**DO THIS**. Write out each line that follows exactly as it stands, without the pictures.

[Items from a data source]
== == ==

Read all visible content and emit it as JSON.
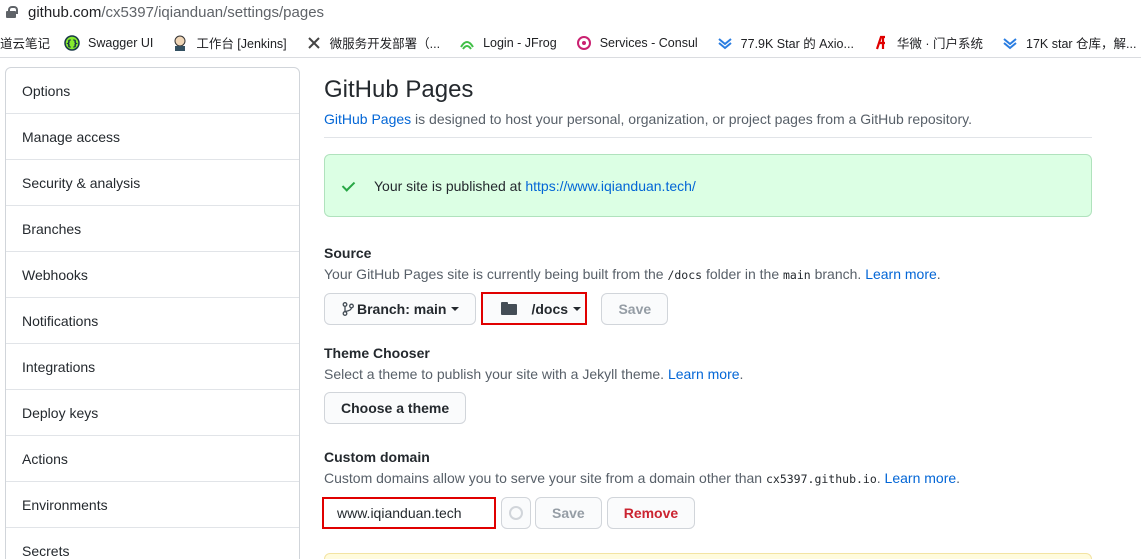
{
  "browser": {
    "url_host": "github.com",
    "url_path": "/cx5397/iqianduan/settings/pages"
  },
  "bookmarks": [
    {
      "label": "道云笔记",
      "icon": ""
    },
    {
      "label": "Swagger UI",
      "icon": "swagger-icon"
    },
    {
      "label": "工作台 [Jenkins]",
      "icon": "jenkins-icon"
    },
    {
      "label": "微服务开发部署（...",
      "icon": "x-icon"
    },
    {
      "label": "Login - JFrog",
      "icon": "jfrog-icon"
    },
    {
      "label": "Services - Consul",
      "icon": "consul-icon"
    },
    {
      "label": "77.9K Star 的 Axio...",
      "icon": "chevron-icon"
    },
    {
      "label": "华微 · 门户系统",
      "icon": "hw-icon"
    },
    {
      "label": "17K star 仓库，解...",
      "icon": "chevron-icon"
    }
  ],
  "sidebar": {
    "items": [
      {
        "label": "Options"
      },
      {
        "label": "Manage access"
      },
      {
        "label": "Security & analysis"
      },
      {
        "label": "Branches"
      },
      {
        "label": "Webhooks"
      },
      {
        "label": "Notifications"
      },
      {
        "label": "Integrations"
      },
      {
        "label": "Deploy keys"
      },
      {
        "label": "Actions"
      },
      {
        "label": "Environments"
      },
      {
        "label": "Secrets"
      }
    ]
  },
  "main": {
    "title": "GitHub Pages",
    "lead_link": "GitHub Pages",
    "lead_text": " is designed to host your personal, organization, or project pages from a GitHub repository.",
    "flash_text": "Your site is published at ",
    "flash_link": "https://www.iqianduan.tech/",
    "source": {
      "title": "Source",
      "desc_1": "Your GitHub Pages site is currently being built from the ",
      "folder_code": "/docs",
      "desc_2": " folder in the ",
      "branch_code": "main",
      "desc_3": " branch. ",
      "learn_more": "Learn more",
      "desc_end": ".",
      "branch_button": "Branch: main",
      "folder_button": "/docs",
      "save_button": "Save"
    },
    "theme": {
      "title": "Theme Chooser",
      "desc": "Select a theme to publish your site with a Jekyll theme. ",
      "learn_more": "Learn more",
      "desc_end": ".",
      "choose_button": "Choose a theme"
    },
    "domain": {
      "title": "Custom domain",
      "desc": "Custom domains allow you to serve your site from a domain other than ",
      "domain_code": "cx5397.github.io",
      "desc_2": ". ",
      "learn_more": "Learn more",
      "desc_end": ".",
      "input_value": "www.iqianduan.tech",
      "save_button": "Save",
      "remove_button": "Remove"
    }
  },
  "colors": {
    "link": "#0366d6",
    "success_bg": "#dcffe4",
    "danger": "#cb2431",
    "highlight": "#e00000"
  }
}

== == ==

**ANSWER TO THIS EXERCISE**.
Read all visible content and emit it as JSON.
{
  "browser": {
    "url_host": "github.com",
    "url_path": "/cx5397/iqianduan/settings/pages"
  },
  "bookmarks": [
    {
      "label": "道云笔记",
      "icon": ""
    },
    {
      "label": "Swagger UI",
      "icon": "swagger-icon"
    },
    {
      "label": "工作台 [Jenkins]",
      "icon": "jenkins-icon"
    },
    {
      "label": "微服务开发部署（...",
      "icon": "x-icon"
    },
    {
      "label": "Login - JFrog",
      "icon": "jfrog-icon"
    },
    {
      "label": "Services - Consul",
      "icon": "consul-icon"
    },
    {
      "label": "77.9K Star 的 Axio...",
      "icon": "chevron-icon"
    },
    {
      "label": "华微 · 门户系统",
      "icon": "hw-icon"
    },
    {
      "label": "17K star 仓库，解...",
      "icon": "chevron-icon"
    }
  ],
  "sidebar": {
    "items": [
      {
        "label": "Options"
      },
      {
        "label": "Manage access"
      },
      {
        "label": "Security & analysis"
      },
      {
        "label": "Branches"
      },
      {
        "label": "Webhooks"
      },
      {
        "label": "Notifications"
      },
      {
        "label": "Integrations"
      },
      {
        "label": "Deploy keys"
      },
      {
        "label": "Actions"
      },
      {
        "label": "Environments"
      },
      {
        "label": "Secrets"
      }
    ]
  },
  "main": {
    "title": "GitHub Pages",
    "lead_link": "GitHub Pages",
    "lead_text": " is designed to host your personal, organization, or project pages from a GitHub repository.",
    "flash_text": "Your site is published at ",
    "flash_link": "https://www.iqianduan.tech/",
    "source": {
      "title": "Source",
      "desc_1": "Your GitHub Pages site is currently being built from the ",
      "folder_code": "/docs",
      "desc_2": " folder in the ",
      "branch_code": "main",
      "desc_3": " branch. ",
      "learn_more": "Learn more",
      "desc_end": ".",
      "branch_button": "Branch: main",
      "folder_button": "/docs",
      "save_button": "Save"
    },
    "theme": {
      "title": "Theme Chooser",
      "desc": "Select a theme to publish your site with a Jekyll theme. ",
      "learn_more": "Learn more",
      "desc_end": ".",
      "choose_button": "Choose a theme"
    },
    "domain": {
      "title": "Custom domain",
      "desc": "Custom domains allow you to serve your site from a domain other than ",
      "domain_code": "cx5397.github.io",
      "desc_2": ". ",
      "learn_more": "Learn more",
      "desc_end": ".",
      "input_value": "www.iqianduan.tech",
      "save_button": "Save",
      "remove_button": "Remove"
    }
  },
  "colors": {
    "link": "#0366d6",
    "success_bg": "#dcffe4",
    "danger": "#cb2431",
    "highlight": "#e00000"
  }
}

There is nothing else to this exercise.